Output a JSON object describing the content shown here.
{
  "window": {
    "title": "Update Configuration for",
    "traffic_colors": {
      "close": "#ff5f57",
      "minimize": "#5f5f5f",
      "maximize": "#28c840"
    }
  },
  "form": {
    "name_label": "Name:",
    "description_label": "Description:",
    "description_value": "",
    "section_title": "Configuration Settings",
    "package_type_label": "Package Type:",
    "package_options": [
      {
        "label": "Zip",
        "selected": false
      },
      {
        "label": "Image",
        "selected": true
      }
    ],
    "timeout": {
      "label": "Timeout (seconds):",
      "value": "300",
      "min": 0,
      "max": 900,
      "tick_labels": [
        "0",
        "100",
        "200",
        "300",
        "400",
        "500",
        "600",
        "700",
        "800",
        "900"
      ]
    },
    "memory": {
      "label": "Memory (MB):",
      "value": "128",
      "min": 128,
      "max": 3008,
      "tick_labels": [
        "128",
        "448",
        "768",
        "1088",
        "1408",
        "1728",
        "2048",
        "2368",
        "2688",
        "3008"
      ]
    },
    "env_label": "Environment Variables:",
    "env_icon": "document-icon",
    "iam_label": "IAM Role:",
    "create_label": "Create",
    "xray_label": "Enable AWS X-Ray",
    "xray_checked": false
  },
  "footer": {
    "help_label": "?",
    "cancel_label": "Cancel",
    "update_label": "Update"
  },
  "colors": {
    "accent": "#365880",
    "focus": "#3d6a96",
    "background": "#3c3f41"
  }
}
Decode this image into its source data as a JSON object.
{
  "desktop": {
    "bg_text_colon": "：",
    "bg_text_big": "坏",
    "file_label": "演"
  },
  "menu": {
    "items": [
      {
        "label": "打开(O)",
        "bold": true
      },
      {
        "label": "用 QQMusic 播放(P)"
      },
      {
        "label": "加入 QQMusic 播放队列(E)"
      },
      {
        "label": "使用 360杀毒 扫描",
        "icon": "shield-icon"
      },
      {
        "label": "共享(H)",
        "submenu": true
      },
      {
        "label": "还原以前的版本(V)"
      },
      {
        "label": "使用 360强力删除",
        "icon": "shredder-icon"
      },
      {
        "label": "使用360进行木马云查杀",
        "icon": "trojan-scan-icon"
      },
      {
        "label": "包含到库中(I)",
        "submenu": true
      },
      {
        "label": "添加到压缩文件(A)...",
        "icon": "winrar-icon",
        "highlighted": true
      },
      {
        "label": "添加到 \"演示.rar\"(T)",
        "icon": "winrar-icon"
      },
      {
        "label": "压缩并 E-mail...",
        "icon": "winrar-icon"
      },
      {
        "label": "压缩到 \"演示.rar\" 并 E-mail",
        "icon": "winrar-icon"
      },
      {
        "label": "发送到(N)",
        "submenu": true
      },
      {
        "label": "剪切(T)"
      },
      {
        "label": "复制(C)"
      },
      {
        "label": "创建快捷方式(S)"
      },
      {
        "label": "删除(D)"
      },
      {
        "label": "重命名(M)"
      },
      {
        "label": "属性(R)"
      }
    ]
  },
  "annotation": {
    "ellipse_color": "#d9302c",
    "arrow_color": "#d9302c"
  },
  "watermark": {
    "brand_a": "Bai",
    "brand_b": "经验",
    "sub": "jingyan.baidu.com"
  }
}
+++++
Problem to work on: Each line above is to be repeated exactly.

Completed exercise:
Output a JSON object describing the content shown here.
{
  "window": {
    "title": "Update Configuration for",
    "traffic_colors": {
      "close": "#ff5f57",
      "minimize": "#5f5f5f",
      "maximize": "#28c840"
    }
  },
  "form": {
    "name_label": "Name:",
    "description_label": "Description:",
    "description_value": "",
    "section_title": "Configuration Settings",
    "package_type_label": "Package Type:",
    "package_options": [
      {
        "label": "Zip",
        "selected": false
      },
      {
        "label": "Image",
        "selected": true
      }
    ],
    "timeout": {
      "label": "Timeout (seconds):",
      "value": "300",
      "min": 0,
      "max": 900,
      "tick_labels": [
        "0",
        "100",
        "200",
        "300",
        "400",
        "500",
        "600",
        "700",
        "800",
        "900"
      ]
    },
    "memory": {
      "label": "Memory (MB):",
      "value": "128",
      "min": 128,
      "max": 3008,
      "tick_labels": [
        "128",
        "448",
        "768",
        "1088",
        "1408",
        "1728",
        "2048",
        "2368",
        "2688",
        "3008"
      ]
    },
    "env_label": "Environment Variables:",
    "env_icon": "document-icon",
    "iam_label": "IAM Role:",
    "create_label": "Create",
    "xray_label": "Enable AWS X-Ray",
    "xray_checked": false
  },
  "footer": {
    "help_label": "?",
    "cancel_label": "Cancel",
    "update_label": "Update"
  },
  "colors": {
    "accent": "#365880",
    "focus": "#3d6a96",
    "background": "#3c3f41"
  }
}
Decode this image into its source data as a JSON object.
{
  "desktop": {
    "bg_text_colon": "：",
    "bg_text_big": "坏",
    "file_label": "演"
  },
  "menu": {
    "items": [
      {
        "label": "打开(O)",
        "bold": true
      },
      {
        "label": "用 QQMusic 播放(P)"
      },
      {
        "label": "加入 QQMusic 播放队列(E)"
      },
      {
        "label": "使用 360杀毒 扫描",
        "icon": "shield-icon"
      },
      {
        "label": "共享(H)",
        "submenu": true
      },
      {
        "label": "还原以前的版本(V)"
      },
      {
        "label": "使用 360强力删除",
        "icon": "shredder-icon"
      },
      {
        "label": "使用360进行木马云查杀",
        "icon": "trojan-scan-icon"
      },
      {
        "label": "包含到库中(I)",
        "submenu": true
      },
      {
        "label": "添加到压缩文件(A)...",
        "icon": "winrar-icon",
        "highlighted": true
      },
      {
        "label": "添加到 \"演示.rar\"(T)",
        "icon": "winrar-icon"
      },
      {
        "label": "压缩并 E-mail...",
        "icon": "winrar-icon"
      },
      {
        "label": "压缩到 \"演示.rar\" 并 E-mail",
        "icon": "winrar-icon"
      },
      {
        "label": "发送到(N)",
        "submenu": true
      },
      {
        "label": "剪切(T)"
      },
      {
        "label": "复制(C)"
      },
      {
        "label": "创建快捷方式(S)"
      },
      {
        "label": "删除(D)"
      },
      {
        "label": "重命名(M)"
      },
      {
        "label": "属性(R)"
      }
    ]
  },
  "annotation": {
    "ellipse_color": "#d9302c",
    "arrow_color": "#d9302c"
  },
  "watermark": {
    "brand_a": "Bai",
    "brand_b": "经验",
    "sub": "jingyan.baidu.com"
  }
}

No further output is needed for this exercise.